[The task] Output each record exactly. Leave none out.

Provided entries below:

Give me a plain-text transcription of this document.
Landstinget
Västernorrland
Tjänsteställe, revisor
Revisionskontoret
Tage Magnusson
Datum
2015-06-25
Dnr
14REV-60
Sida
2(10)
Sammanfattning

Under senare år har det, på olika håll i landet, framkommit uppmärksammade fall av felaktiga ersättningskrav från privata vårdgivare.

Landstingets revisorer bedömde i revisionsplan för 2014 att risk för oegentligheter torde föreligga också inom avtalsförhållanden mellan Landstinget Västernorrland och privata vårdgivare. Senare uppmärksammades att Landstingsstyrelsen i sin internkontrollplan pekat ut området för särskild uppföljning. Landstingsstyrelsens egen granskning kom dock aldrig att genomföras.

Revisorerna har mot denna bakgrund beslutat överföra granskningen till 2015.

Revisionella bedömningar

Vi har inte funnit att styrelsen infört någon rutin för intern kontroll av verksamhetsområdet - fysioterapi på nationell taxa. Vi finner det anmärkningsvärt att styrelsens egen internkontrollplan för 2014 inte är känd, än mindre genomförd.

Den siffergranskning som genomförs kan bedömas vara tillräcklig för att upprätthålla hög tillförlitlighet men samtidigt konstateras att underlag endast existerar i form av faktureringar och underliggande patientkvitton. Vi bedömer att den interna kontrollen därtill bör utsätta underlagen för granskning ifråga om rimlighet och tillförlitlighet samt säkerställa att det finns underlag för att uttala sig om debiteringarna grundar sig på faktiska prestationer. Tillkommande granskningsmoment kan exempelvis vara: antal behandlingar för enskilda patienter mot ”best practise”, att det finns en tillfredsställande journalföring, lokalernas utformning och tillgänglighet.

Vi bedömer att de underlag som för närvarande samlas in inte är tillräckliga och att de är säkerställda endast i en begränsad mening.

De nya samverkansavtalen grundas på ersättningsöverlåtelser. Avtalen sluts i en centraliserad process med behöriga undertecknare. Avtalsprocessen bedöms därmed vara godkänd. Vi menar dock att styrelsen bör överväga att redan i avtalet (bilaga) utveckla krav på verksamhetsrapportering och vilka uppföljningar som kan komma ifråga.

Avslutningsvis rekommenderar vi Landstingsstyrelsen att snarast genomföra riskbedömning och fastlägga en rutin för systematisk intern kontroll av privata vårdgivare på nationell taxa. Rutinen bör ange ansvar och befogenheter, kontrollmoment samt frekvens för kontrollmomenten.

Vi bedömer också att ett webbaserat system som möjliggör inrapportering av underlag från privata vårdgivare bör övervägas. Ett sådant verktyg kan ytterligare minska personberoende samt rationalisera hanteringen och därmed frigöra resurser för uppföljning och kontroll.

End of Provided entries.

[Task answer]
Give me a plain-text transcription of this document.
Landstinget
Västernorrland
Tjänsteställe, revisor
Revisionskontoret
Tage Magnusson
Datum
2015-06-25
Dnr
14REV-60
Sida
2(10)
Sammanfattning

Under senare år har det, på olika håll i landet, framkommit uppmärksammade fall av felaktiga ersättningskrav från privata vårdgivare.

Landstingets revisorer bedömde i revisionsplan för 2014 att risk för oegentligheter torde föreligga också inom avtalsförhållanden mellan Landstinget Västernorrland och privata vårdgivare. Senare uppmärksammades att Landstingsstyrelsen i sin internkontrollplan pekat ut området för särskild uppföljning. Landstingsstyrelsens egen granskning kom dock aldrig att genomföras.

Revisorerna har mot denna bakgrund beslutat överföra granskningen till 2015.

Revisionella bedömningar

Vi har inte funnit att styrelsen infört någon rutin för intern kontroll av verksamhetsområdet - fysioterapi på nationell taxa. Vi finner det anmärkningsvärt att styrelsens egen internkontrollplan för 2014 inte är känd, än mindre genomförd.

Den siffergranskning som genomförs kan bedömas vara tillräcklig för att upprätthålla hög tillförlitlighet men samtidigt konstateras att underlag endast existerar i form av faktureringar och underliggande patientkvitton. Vi bedömer att den interna kontrollen därtill bör utsätta underlagen för granskning ifråga om rimlighet och tillförlitlighet samt säkerställa att det finns underlag för att uttala sig om debiteringarna grundar sig på faktiska prestationer. Tillkommande granskningsmoment kan exempelvis vara: antal behandlingar för enskilda patienter mot ”best practise”, att det finns en tillfredsställande journalföring, lokalernas utformning och tillgänglighet.

Vi bedömer att de underlag som för närvarande samlas in inte är tillräckliga och att de är säkerställda endast i en begränsad mening.

De nya samverkansavtalen grundas på ersättningsöverlåtelser. Avtalen sluts i en centraliserad process med behöriga undertecknare. Avtalsprocessen bedöms därmed vara godkänd. Vi menar dock att styrelsen bör överväga att redan i avtalet (bilaga) utveckla krav på verksamhetsrapportering och vilka uppföljningar som kan komma ifråga.

Avslutningsvis rekommenderar vi Landstingsstyrelsen att snarast genomföra riskbedömning och fastlägga en rutin för systematisk intern kontroll av privata vårdgivare på nationell taxa. Rutinen bör ange ansvar och befogenheter, kontrollmoment samt frekvens för kontrollmomenten.

Vi bedömer också att ett webbaserat system som möjliggör inrapportering av underlag från privata vårdgivare bör övervägas. Ett sådant verktyg kan ytterligare minska personberoende samt rationalisera hanteringen och därmed frigöra resurser för uppföljning och kontroll.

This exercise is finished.